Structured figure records

* * * * * * *

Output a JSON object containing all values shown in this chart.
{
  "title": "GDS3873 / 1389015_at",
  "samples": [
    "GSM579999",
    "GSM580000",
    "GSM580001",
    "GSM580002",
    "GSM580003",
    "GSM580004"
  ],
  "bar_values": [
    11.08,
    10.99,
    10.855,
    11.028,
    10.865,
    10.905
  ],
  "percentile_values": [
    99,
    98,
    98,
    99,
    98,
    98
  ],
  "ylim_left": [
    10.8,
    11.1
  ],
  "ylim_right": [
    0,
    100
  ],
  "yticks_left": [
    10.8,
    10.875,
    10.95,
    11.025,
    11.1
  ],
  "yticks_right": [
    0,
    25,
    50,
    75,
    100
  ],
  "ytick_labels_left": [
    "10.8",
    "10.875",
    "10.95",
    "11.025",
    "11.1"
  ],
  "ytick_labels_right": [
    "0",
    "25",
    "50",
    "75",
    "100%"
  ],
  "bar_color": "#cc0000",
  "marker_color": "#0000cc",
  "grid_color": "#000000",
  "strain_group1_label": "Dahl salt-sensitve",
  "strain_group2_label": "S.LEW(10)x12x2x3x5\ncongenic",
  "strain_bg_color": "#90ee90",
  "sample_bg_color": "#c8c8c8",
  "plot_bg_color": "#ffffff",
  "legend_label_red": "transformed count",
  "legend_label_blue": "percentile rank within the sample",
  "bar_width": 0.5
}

* * * * * * *

--- OBJECTIVE ---
Return the whole listing exactly, with every line included.

--- ANSWER TO THE PROBLEM ---
Output a JSON object containing all values shown in this chart.
{
  "title": "GDS3873 / 1389015_at",
  "samples": [
    "GSM579999",
    "GSM580000",
    "GSM580001",
    "GSM580002",
    "GSM580003",
    "GSM580004"
  ],
  "bar_values": [
    11.08,
    10.99,
    10.855,
    11.028,
    10.865,
    10.905
  ],
  "percentile_values": [
    99,
    98,
    98,
    99,
    98,
    98
  ],
  "ylim_left": [
    10.8,
    11.1
  ],
  "ylim_right": [
    0,
    100
  ],
  "yticks_left": [
    10.8,
    10.875,
    10.95,
    11.025,
    11.1
  ],
  "yticks_right": [
    0,
    25,
    50,
    75,
    100
  ],
  "ytick_labels_left": [
    "10.8",
    "10.875",
    "10.95",
    "11.025",
    "11.1"
  ],
  "ytick_labels_right": [
    "0",
    "25",
    "50",
    "75",
    "100%"
  ],
  "bar_color": "#cc0000",
  "marker_color": "#0000cc",
  "grid_color": "#000000",
  "strain_group1_label": "Dahl salt-sensitve",
  "strain_group2_label": "S.LEW(10)x12x2x3x5\ncongenic",
  "strain_bg_color": "#90ee90",
  "sample_bg_color": "#c8c8c8",
  "plot_bg_color": "#ffffff",
  "legend_label_red": "transformed count",
  "legend_label_blue": "percentile rank within the sample",
  "bar_width": 0.5
}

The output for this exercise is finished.